--- Objective ---
Restate the material word for word and leave out anything that is a picture.

--- Recorded information ---
------
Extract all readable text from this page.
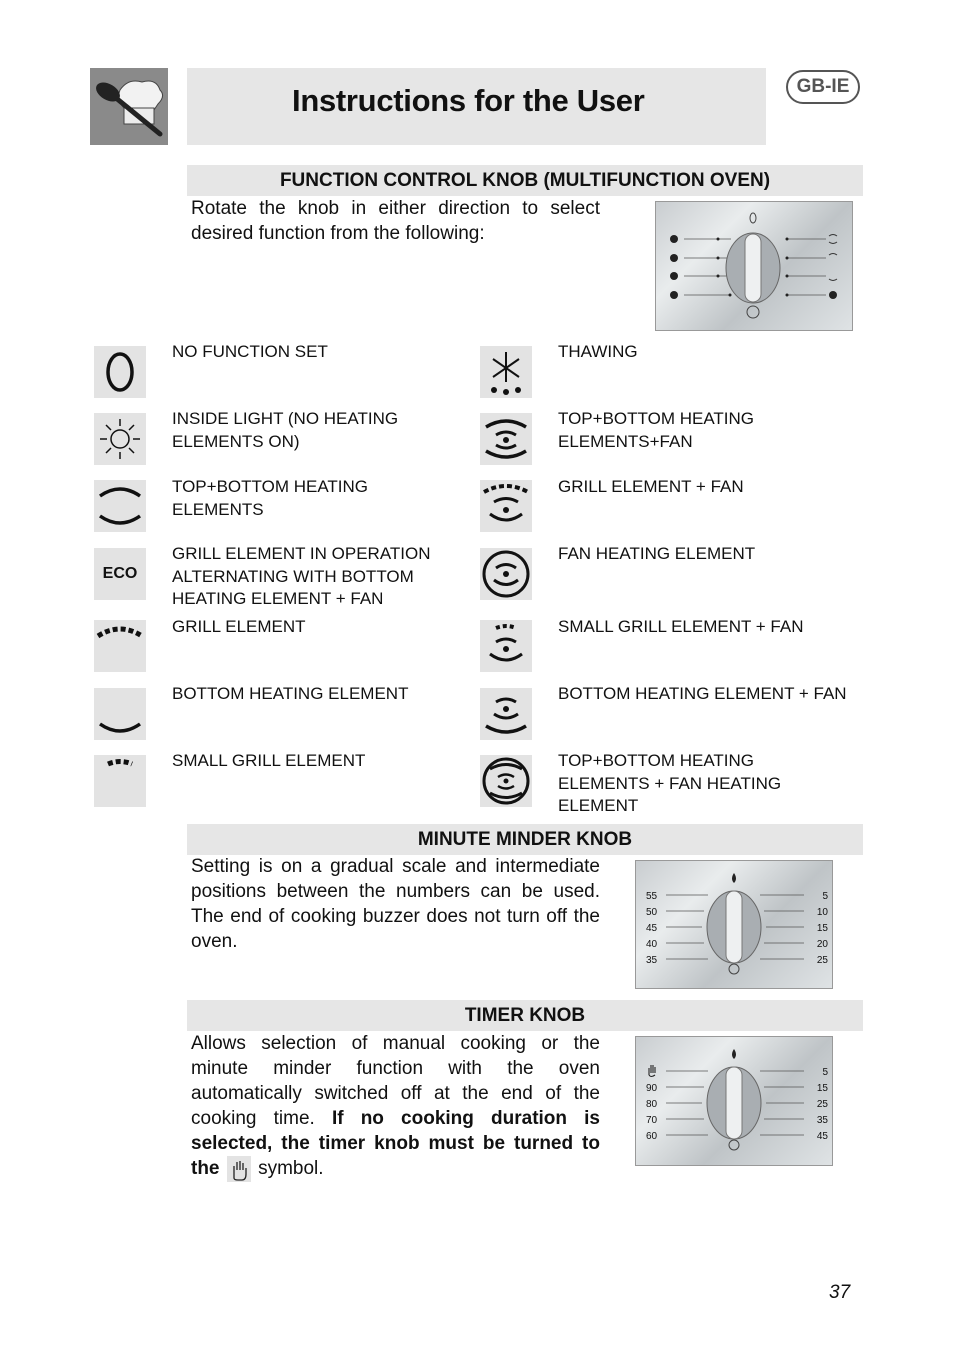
Instructions for the User	GB-IE
FUNCTION CONTROL KNOB (MULTIFUNCTION OVEN)
Rotate the knob in either direction to select desired function from the following:
NO FUNCTION SET
INSIDE LIGHT (NO HEATING ELEMENTS ON)
TOP+BOTTOM HEATING ELEMENTS
ECO
GRILL ELEMENT IN OPERATION ALTERNATING WITH BOTTOM HEATING ELEMENT + FAN
GRILL ELEMENT
BOTTOM HEATING ELEMENT
SMALL GRILL ELEMENT
THAWING
TOP+BOTTOM HEATING ELEMENTS+FAN
GRILL ELEMENT + FAN
FAN HEATING ELEMENT
SMALL GRILL ELEMENT + FAN
BOTTOM HEATING ELEMENT + FAN
TOP+BOTTOM HEATING ELEMENTS + FAN HEATING ELEMENT
MINUTE MINDER KNOB
Setting is on a gradual scale and intermediate positions between the numbers can be used. The end of cooking buzzer does not turn off the oven.
55
50
45
40
35
5
10
15
20
25
TIMER KNOB
Allows selection of manual cooking or the minute minder function with the oven automatically switched off at the end of the cooking time. If no cooking duration is selected, the timer knob must be turned to the symbol.
90
80
70
60
5
15
25
35
45
37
------
--- Solution for this exercise ---
Extract all readable text from this page.
Instructions for the User	GB-IE
FUNCTION CONTROL KNOB (MULTIFUNCTION OVEN)
Rotate the knob in either direction to select desired function from the following:
NO FUNCTION SET
INSIDE LIGHT (NO HEATING ELEMENTS ON)
TOP+BOTTOM HEATING ELEMENTS
ECO
GRILL ELEMENT IN OPERATION ALTERNATING WITH BOTTOM HEATING ELEMENT + FAN
GRILL ELEMENT
BOTTOM HEATING ELEMENT
SMALL GRILL ELEMENT
THAWING
TOP+BOTTOM HEATING ELEMENTS+FAN
GRILL ELEMENT + FAN
FAN HEATING ELEMENT
SMALL GRILL ELEMENT + FAN
BOTTOM HEATING ELEMENT + FAN
TOP+BOTTOM HEATING ELEMENTS + FAN HEATING ELEMENT
MINUTE MINDER KNOB
Setting is on a gradual scale and intermediate positions between the numbers can be used. The end of cooking buzzer does not turn off the oven.
55
50
45
40
35
5
10
15
20
25
TIMER KNOB
Allows selection of manual cooking or the minute minder function with the oven automatically switched off at the end of the cooking time. If no cooking duration is selected, the timer knob must be turned to the symbol.
90
80
70
60
5
15
25
35
45
37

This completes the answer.